Stored data entries
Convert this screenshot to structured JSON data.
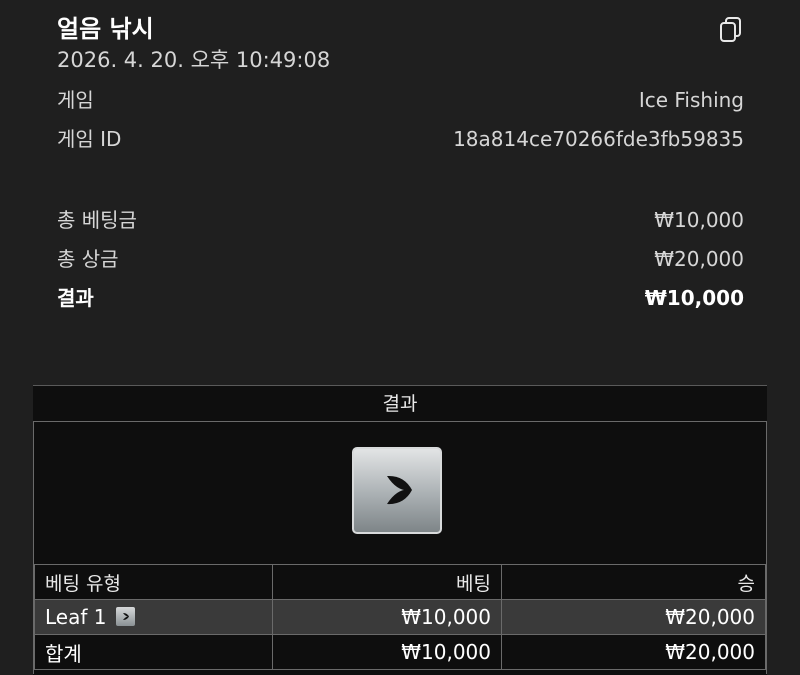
{
  "header": {
    "title": "얼음 낚시",
    "datetime": "2026. 4. 20. 오후 10:49:08",
    "copy_icon": "copy-icon"
  },
  "info": {
    "game_label": "게임",
    "game_value": "Ice Fishing",
    "game_id_label": "게임 ID",
    "game_id_value": "18a814ce70266fde3fb59835"
  },
  "summary": {
    "total_bet_label": "총 베팅금",
    "total_bet_value": "₩10,000",
    "total_prize_label": "총 상금",
    "total_prize_value": "₩20,000",
    "result_label": "결과",
    "result_value": "₩10,000"
  },
  "results": {
    "heading": "결과",
    "tile_icon": "leaf-result-icon",
    "columns": [
      "베팅 유형",
      "베팅",
      "승"
    ],
    "rows": [
      {
        "type": "Leaf 1",
        "bet": "₩10,000",
        "win": "₩20,000",
        "icon": "leaf-mini-icon"
      }
    ],
    "total": {
      "type": "합계",
      "bet": "₩10,000",
      "win": "₩20,000"
    }
  }
}
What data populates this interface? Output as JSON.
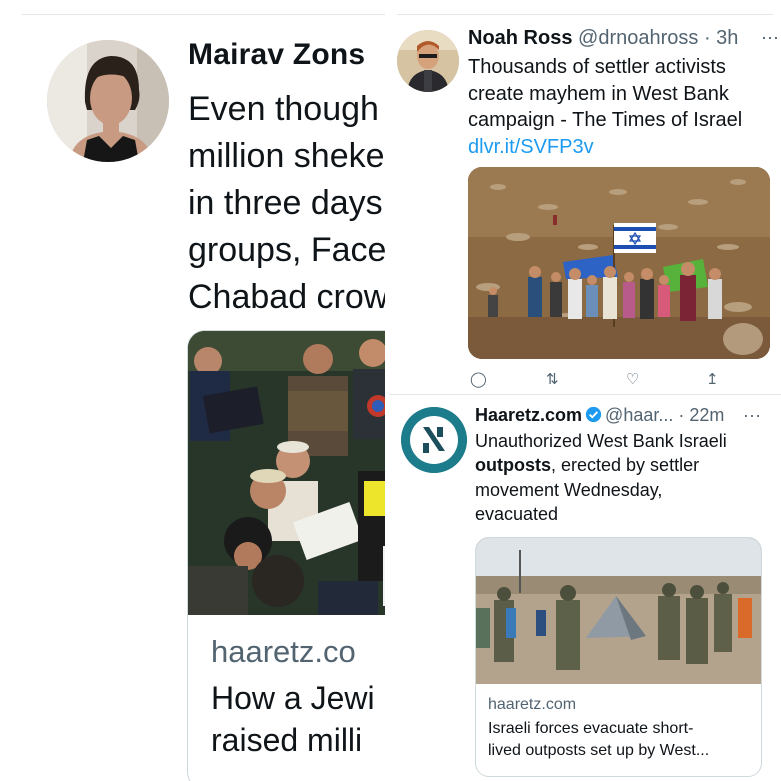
{
  "left": {
    "author_name": "Mairav Zons",
    "text_lines": [
      "Even though",
      "million sheke",
      "in three days",
      "groups, Face",
      "Chabad crow"
    ],
    "card": {
      "domain": "haaretz.co",
      "headline_lines": [
        "How a Jewi",
        "raised milli"
      ]
    }
  },
  "right_top": {
    "author_name": "Noah Ross",
    "handle": "@drnoahross",
    "time": "· 3h",
    "more_icon": "⋯",
    "text_lines": [
      "Thousands of settler activists",
      "create mayhem in West Bank",
      "campaign - The Times of Israel"
    ],
    "link": "dlvr.it/SVFP3v",
    "actions": {
      "reply_icon": "reply-icon",
      "retweet_icon": "retweet-icon",
      "like_icon": "heart-icon",
      "share_icon": "share-icon"
    }
  },
  "right_bottom": {
    "author_name": "Haaretz.com",
    "handle": "@haar...",
    "time": "· 22m",
    "more_icon": "···",
    "text_line1": "Unauthorized West Bank Israeli",
    "text_bold": "outposts",
    "text_line2_rest": ", erected by settler",
    "text_line3": "movement Wednesday,",
    "text_line4": "evacuated",
    "card": {
      "domain": "haaretz.com",
      "headline_lines": [
        "Israeli forces evacuate short-",
        "lived outposts set up by West..."
      ]
    }
  },
  "colors": {
    "link": "#1d9bf0",
    "secondary_text": "#536471",
    "verified": "#1d9bf0",
    "haaretz_brand": "#1d7c8c"
  }
}
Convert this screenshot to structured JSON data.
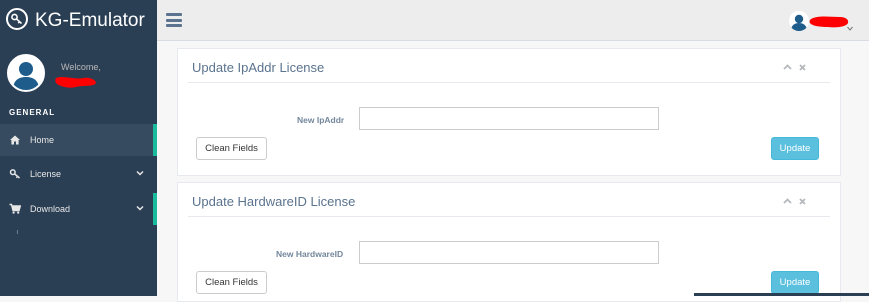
{
  "brand": {
    "name": "KG-Emulator",
    "icon": "key-icon"
  },
  "profile": {
    "welcome": "Welcome,",
    "avatar_icon": "user-avatar-icon"
  },
  "sidebar": {
    "section_title": "GENERAL",
    "items": [
      {
        "label": "Home",
        "icon": "home-icon",
        "has_chevron": false,
        "active": true
      },
      {
        "label": "License",
        "icon": "key-icon",
        "has_chevron": true,
        "active": false
      },
      {
        "label": "Download",
        "icon": "cart-icon",
        "has_chevron": true,
        "active": false
      }
    ]
  },
  "topnav": {
    "menu_icon": "hamburger-icon",
    "user_icon": "user-avatar-icon"
  },
  "panels": [
    {
      "title": "Update IpAddr License",
      "field_label": "New IpAddr",
      "field_value": "",
      "clean_label": "Clean Fields",
      "update_label": "Update"
    },
    {
      "title": "Update HardwareID License",
      "field_label": "New HardwareID",
      "field_value": "",
      "clean_label": "Clean Fields",
      "update_label": "Update"
    }
  ],
  "colors": {
    "sidebar": "#2A3F54",
    "accent": "#1ABB9C",
    "update_button": "#5BC0DE",
    "redaction": "#FF0000"
  }
}
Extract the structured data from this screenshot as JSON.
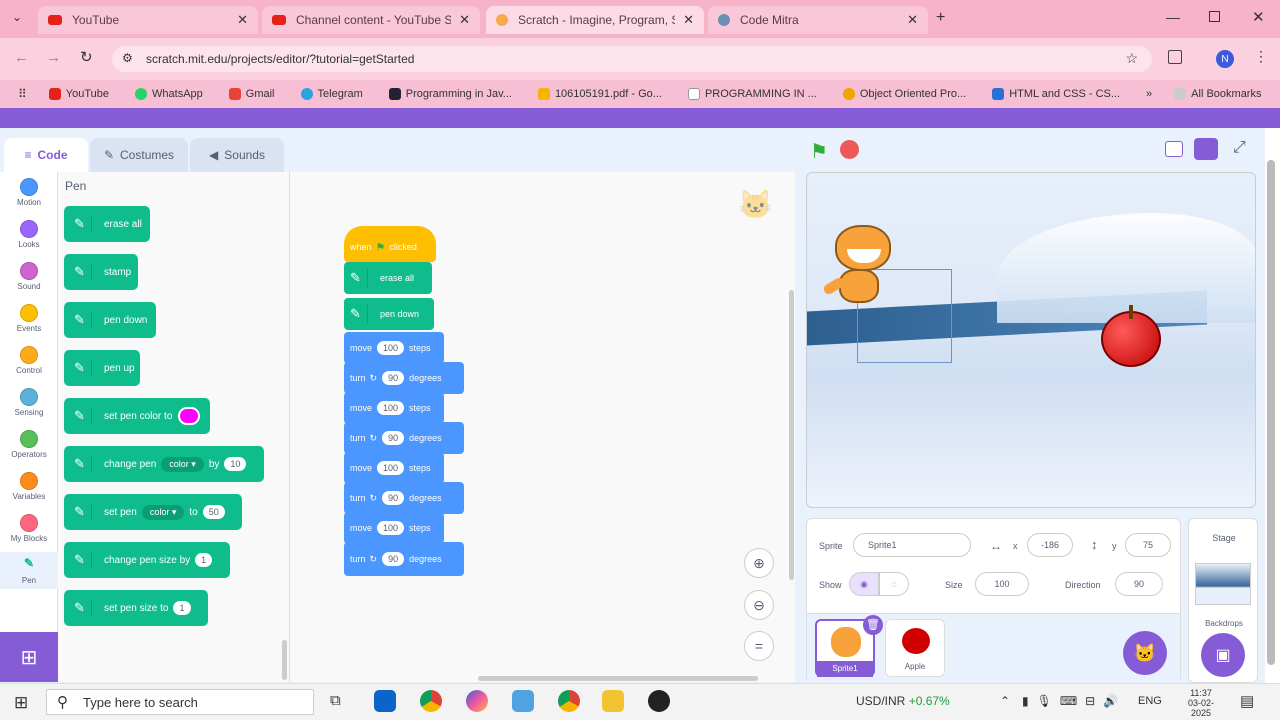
{
  "browser": {
    "tabs": [
      {
        "title": "YouTube"
      },
      {
        "title": "Channel content - YouTube St..."
      },
      {
        "title": "Scratch - Imagine, Program, Sh..."
      },
      {
        "title": "Code Mitra"
      }
    ],
    "url": "scratch.mit.edu/projects/editor/?tutorial=getStarted",
    "profile_initial": "N",
    "bookmarks": [
      "YouTube",
      "WhatsApp",
      "Gmail",
      "Telegram",
      "Programming in Jav...",
      "106105191.pdf - Go...",
      "PROGRAMMING IN ...",
      "Object Oriented Pro...",
      "HTML and CSS - CS...",
      "All Bookmarks"
    ]
  },
  "editor": {
    "tabs": {
      "code": "Code",
      "costumes": "Costumes",
      "sounds": "Sounds"
    },
    "categories": [
      {
        "label": "Motion",
        "color": "#4c97ff"
      },
      {
        "label": "Looks",
        "color": "#9966ff"
      },
      {
        "label": "Sound",
        "color": "#cf63cf"
      },
      {
        "label": "Events",
        "color": "#ffbf00"
      },
      {
        "label": "Control",
        "color": "#ffab19"
      },
      {
        "label": "Sensing",
        "color": "#5cb1d6"
      },
      {
        "label": "Operators",
        "color": "#59c059"
      },
      {
        "label": "Variables",
        "color": "#ff8c1a"
      },
      {
        "label": "My Blocks",
        "color": "#ff6680"
      },
      {
        "label": "Pen",
        "color": "#0fbd8c"
      }
    ],
    "palette_title": "Pen",
    "palette": {
      "erase_all": "erase all",
      "stamp": "stamp",
      "pen_down": "pen down",
      "pen_up": "pen up",
      "set_pen_color": "set pen color to",
      "pen_color_value": "#ff00ff",
      "change_pen": "change pen",
      "change_pen_dd": "color",
      "change_by": "by",
      "change_value": "10",
      "set_pen": "set pen",
      "set_pen_dd": "color",
      "set_to": "to",
      "set_value": "50",
      "change_size": "change pen size by",
      "change_size_value": "1",
      "set_size": "set pen size to",
      "set_size_value": "1"
    },
    "script": {
      "hat_when": "when",
      "hat_clicked": "clicked",
      "erase_all": "erase all",
      "pen_down": "pen down",
      "move": "move",
      "steps": "steps",
      "turn": "turn",
      "degrees": "degrees",
      "steps_value": "100",
      "degrees_value": "90"
    },
    "zoom_reset": "="
  },
  "sprite_info": {
    "sprite_label": "Sprite",
    "sprite_name": "Sprite1",
    "x_label": "x",
    "x_value": "-186",
    "y_label": "y",
    "y_value": "75",
    "show_label": "Show",
    "size_label": "Size",
    "size_value": "100",
    "direction_label": "Direction",
    "direction_value": "90",
    "sprites": [
      {
        "name": "Sprite1"
      },
      {
        "name": "Apple"
      }
    ]
  },
  "stage_panel": {
    "title": "Stage",
    "backdrops_label": "Backdrops"
  },
  "taskbar": {
    "search_placeholder": "Type here to search",
    "ticker": "USD/INR",
    "ticker_change": "+0.67%",
    "lang": "ENG",
    "time": "11:37",
    "date": "03-02-2025"
  }
}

**What to produce:** What is the number of lines in the listing that contain the string "domain"? Reply with that number alone.

**Answer for the task:** 2